* [Records excerpted from a collection]:
══════════

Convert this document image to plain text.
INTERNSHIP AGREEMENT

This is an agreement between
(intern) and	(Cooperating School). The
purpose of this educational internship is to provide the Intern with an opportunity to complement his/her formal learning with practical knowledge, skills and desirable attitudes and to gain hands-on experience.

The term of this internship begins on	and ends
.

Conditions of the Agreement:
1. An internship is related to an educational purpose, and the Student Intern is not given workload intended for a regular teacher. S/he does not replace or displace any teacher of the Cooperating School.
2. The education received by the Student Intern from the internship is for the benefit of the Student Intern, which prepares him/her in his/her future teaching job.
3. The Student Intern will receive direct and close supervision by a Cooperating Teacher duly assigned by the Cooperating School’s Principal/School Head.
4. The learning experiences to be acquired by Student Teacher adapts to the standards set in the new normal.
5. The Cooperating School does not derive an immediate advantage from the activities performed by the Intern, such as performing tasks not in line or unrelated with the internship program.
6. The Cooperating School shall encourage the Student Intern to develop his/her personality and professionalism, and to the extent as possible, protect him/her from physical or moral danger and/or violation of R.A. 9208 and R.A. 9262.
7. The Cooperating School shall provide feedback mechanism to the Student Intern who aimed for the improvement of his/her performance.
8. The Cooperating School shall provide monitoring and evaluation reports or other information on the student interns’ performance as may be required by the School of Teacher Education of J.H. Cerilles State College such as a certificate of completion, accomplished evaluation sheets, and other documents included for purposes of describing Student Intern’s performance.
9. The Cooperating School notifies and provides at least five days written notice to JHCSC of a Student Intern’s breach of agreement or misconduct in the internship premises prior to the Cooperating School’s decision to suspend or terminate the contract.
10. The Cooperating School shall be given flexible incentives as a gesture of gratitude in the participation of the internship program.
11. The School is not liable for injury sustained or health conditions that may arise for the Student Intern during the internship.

══════════

* [WHAT THIS TASK INVOLVES]: Faithfully copy every entry, leaving nothing out.

* [RESULT OF THIS EXERCISE]:
Convert this document image to plain text.
INTERNSHIP AGREEMENT

This is an agreement between
(intern) and	(Cooperating School). The
purpose of this educational internship is to provide the Intern with an opportunity to complement his/her formal learning with practical knowledge, skills and desirable attitudes and to gain hands-on experience.

The term of this internship begins on	and ends
.

Conditions of the Agreement:
1. An internship is related to an educational purpose, and the Student Intern is not given workload intended for a regular teacher. S/he does not replace or displace any teacher of the Cooperating School.
2. The education received by the Student Intern from the internship is for the benefit of the Student Intern, which prepares him/her in his/her future teaching job.
3. The Student Intern will receive direct and close supervision by a Cooperating Teacher duly assigned by the Cooperating School’s Principal/School Head.
4. The learning experiences to be acquired by Student Teacher adapts to the standards set in the new normal.
5. The Cooperating School does not derive an immediate advantage from the activities performed by the Intern, such as performing tasks not in line or unrelated with the internship program.
6. The Cooperating School shall encourage the Student Intern to develop his/her personality and professionalism, and to the extent as possible, protect him/her from physical or moral danger and/or violation of R.A. 9208 and R.A. 9262.
7. The Cooperating School shall provide feedback mechanism to the Student Intern who aimed for the improvement of his/her performance.
8. The Cooperating School shall provide monitoring and evaluation reports or other information on the student interns’ performance as may be required by the School of Teacher Education of J.H. Cerilles State College such as a certificate of completion, accomplished evaluation sheets, and other documents included for purposes of describing Student Intern’s performance.
9. The Cooperating School notifies and provides at least five days written notice to JHCSC of a Student Intern’s breach of agreement or misconduct in the internship premises prior to the Cooperating School’s decision to suspend or terminate the contract.
10. The Cooperating School shall be given flexible incentives as a gesture of gratitude in the participation of the internship program.
11. The School is not liable for injury sustained or health conditions that may arise for the Student Intern during the internship.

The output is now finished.